**GIVEN PROBLEM A**
In the LED wattage thread, what average watts per gallon of LED does Supercoley1 say they use?
**GIVEN PROBLEM B**
List every question that shellydsilva asks in the LED wattage thread.
**GIVEN PROBLEM C**
Pick up the LED wattage thread right after its final sentence and keep writing it.

**TEXT SHOWN**
##########
# How to determine LED Wattage



## shellydsilva (Aug 3, 2010)

Hi All,

How do we determine the LED wattage required for a planted tank?

I had generally read that 2.5 to 3 wattage/gallon is the thumb rule for the lighting of the planted tank.

When it comes to LED, how do we calculate the wattage required?

For an Ex, for my 35 Gallon tank, how much LED wattage do I need to put?

Regards'

Shelly D'silva


----------



## Supercoley1 (May 28, 2007)

Nothing scientific but I use an average of 0.6WPG of LED to achieve higher growth than I used to get with 1.4WPG of T5HO.

I would suggest (although have no proof) it isn't just down to it being LED. Some of the improvement is down to the ability to space the light much better. By that I mean rather than have the light 'forced' to be supplied in a 'fixed' area (the length of a tbe for example you can space it out more gridlike and that means you can then get a more equal even spread over the whole footprint.
##########
**AVAILABLE DATA**
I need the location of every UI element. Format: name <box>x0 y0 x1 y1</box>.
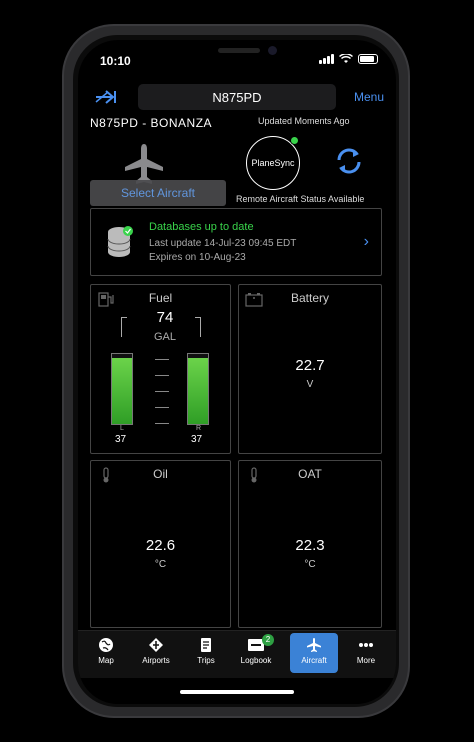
##########
**RIGHT ANSWER A**
An average of 0.6 WPG of LED.

**RIGHT ANSWER B**
- How do we determine the LED wattage required for a planted tank?
- When it comes to LED, how do we calculate the wattage required?
- For my 35 Gallon tank, how much LED wattage do I need to put?

**RIGHT ANSWER C**
I dare say if I lined up the LEDs in 2 lines as the T5HO were then growth might be closer W for W but that's the whole point with the LEDs. Less power consumption, more efficient for the same growth.

So to use my 33USG as an example I have a potential maximum of 36.75W (1.1WPG) of LED. This is used only for the central hour of a 9 hour photoperiod. This is all 5 series of LEDs on. Either side of this I stagger the lighting from 1 series up to 5 and then back to 1 so the light 'simulates' sunrse from the left and sunset to the right. Therefore the first and last hour is only 7.35W (0.2WPG)

In summary if you get the spread right you can aim for about half of what you would consider an 'ideal' wattage of T5HO, however I would suggest that on a tank of your size you can grow whatever you want at a pretty fast pace with 1.5 - 2WPG of T5HO. 2.5-3 is a little OTT IMO although masses of others disagree.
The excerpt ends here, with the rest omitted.